2

I am looking to plot smoothed lines of subsets of a dataset on top of an overall plot of the data.

For example in the image below, I would be looking to plot the green and blue datapoints on the right as a separate geom_smooth line. Full data plot

A reproducible example of the code would be as follows:

library(datasets)
library(ggplot2)
library(tidyr)

iris_subset <- subset(iris, Species == "virginica" | Species == "versicolor")

p <- ggplot(data = iris, aes(x = Sepal.Length, y = Sepal.Width, colour = Species))
p <- p + geom_point()
p <- p + geom_smooth(method="loess", colour = "black")
p <- p + geom_smooth(aes(data = iris_subset, x = Sepal.Length, y = Sepal.Width), method="loess", colour = "red")
print(p)

When I attempt this however, it throws the error "Error: Aesthetics must be either length 1 or the same as the data"

This seems to imply that it doesn't like the inclusion of a subset of different length plotted on the same axis as the original, but after playing with it I've hit a wall.

F. Windram
  • 91
  • 5
  • 1) always try to give https://stackoverflow.com/questions/5963269/how-to-make-a-great-r-reproducible-example – tjebo Jul 03 '18 at 15:17
  • 1
    2) avoid using `$` in `aes – tjebo Jul 03 '18 at 15:17
  • 3) you can subset your data in the "data" argument of each function, which you currently do not do – tjebo Jul 03 '18 at 15:18
  • 4) or specify groups with color/ fill/ group aesthetics or using facets – tjebo Jul 03 '18 at 15:20
  • 1
    Last but not least: Possible duplicate of [Subset and ggplot2](https://stackoverflow.com/questions/18165578/subset-and-ggplot2) – tjebo Jul 03 '18 at 15:22
  • Firstly thanks for the tips. I suspected that using `$` was bad practice but just hadn't really gone through to change it. I will update with a more reproducible example. Having taken a look, this isn't really a duplicate. The issue being that in the linked duplicate, P1 and P3 are individual sets. In my scenario, one is a direct subset of the other. So I cannot group by a variable, as that would exclude some of the data from the first plot (a plot of all data). – F. Windram Jul 03 '18 at 15:58
  • I doubt that you cannot group by a variable... well have a look at @Nicolas Velasquez suggestion and/or update with a reproducible example. Let me know when done and I might have a look – tjebo Jul 03 '18 at 16:00
  • I am pretty sure you could group by variable . Specifically, you could still plot all your data in one geom_x() and a subset of your data in a second geom_x() without problems. – Nicolás Velasquez Jul 03 '18 at 16:03
  • 1
    Problem solved, I was trying to source data inside the `aes()` brackets. Thanks for all the help. I'll write it up now. – F. Windram Jul 03 '18 at 16:19
  • Just put `data = iris.subset` outside of aes(). – Carlos Eduardo Lagosta Jul 03 '18 at 16:33

1 Answers1

2

Just for future reference, here I was trying to call data=subset from inside aes().
##############################
**Challenge 1**
In the ggplot2 thread, set down everything from "I am looking" down to "library(tidyr)".
**Challenge 2**
Translate this sentence from the ggplot2 thread into Spanish: "I am looking to plot smoothed lines of subsets of a dataset on top of an overall plot of the data."
**Challenge 3**
Answer from the ggplot2 thread:
(a) What error message does the code produce?
(b) Which method is passed to both geom_smooth calls?
(c) Where does Carlos Eduardo Lagosta say to put `data = iris.subset`?
##############################
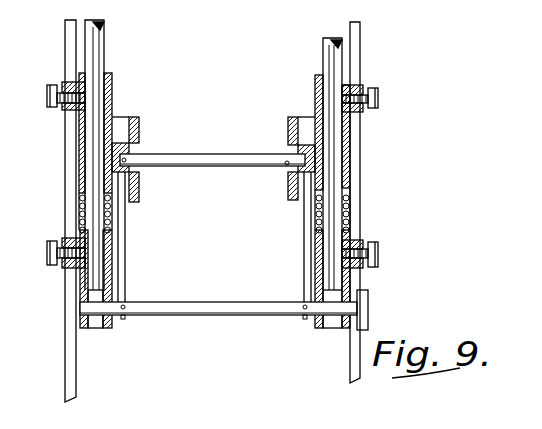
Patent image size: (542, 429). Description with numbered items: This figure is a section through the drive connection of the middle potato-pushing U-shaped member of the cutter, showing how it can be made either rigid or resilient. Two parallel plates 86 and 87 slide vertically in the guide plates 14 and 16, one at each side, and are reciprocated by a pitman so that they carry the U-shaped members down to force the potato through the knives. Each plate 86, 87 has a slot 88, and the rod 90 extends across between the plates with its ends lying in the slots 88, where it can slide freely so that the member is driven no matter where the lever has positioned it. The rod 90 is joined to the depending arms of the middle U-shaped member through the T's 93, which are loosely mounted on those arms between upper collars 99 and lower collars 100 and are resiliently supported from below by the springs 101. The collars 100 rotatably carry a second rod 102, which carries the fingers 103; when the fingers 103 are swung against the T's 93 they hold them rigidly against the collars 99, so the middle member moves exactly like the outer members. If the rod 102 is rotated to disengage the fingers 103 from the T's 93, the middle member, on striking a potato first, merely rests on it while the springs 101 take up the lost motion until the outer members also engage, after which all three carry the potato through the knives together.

The guide plate 14 is at (66, 362).
The guide plate 16 is at (350, 361).
The plate 86 is at (139, 128).
The plate 87 is at (288, 126).
The slot 88 is at (143, 156).
The rod 90 is at (228, 166).
The T 93 is at (84, 162).
The collar 99 is at (112, 93).
The collar 100 is at (110, 260).
The spring 101 is at (79, 211).
The rod 102 is at (221, 302).
The finger 103 is at (126, 232).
##############################
**Exercise solution 1**
I am looking to plot smoothed lines of subsets of a dataset on top of an overall plot of the data.

For example in the image below, I would be looking to plot the green and blue datapoints on the right as a separate geom_smooth line. Full data plot

A reproducible example of the code would be as follows:

library(datasets)
library(ggplot2)
library(tidyr)

**Exercise solution 2**
Busco trazar líneas suavizadas de subconjuntos de un conjunto de datos sobre un gráfico general de los datos.

**Exercise solution 3**
(a) "Error: Aesthetics must be either length 1 or the same as the data"
(b) "loess"
(c) Outside of aes().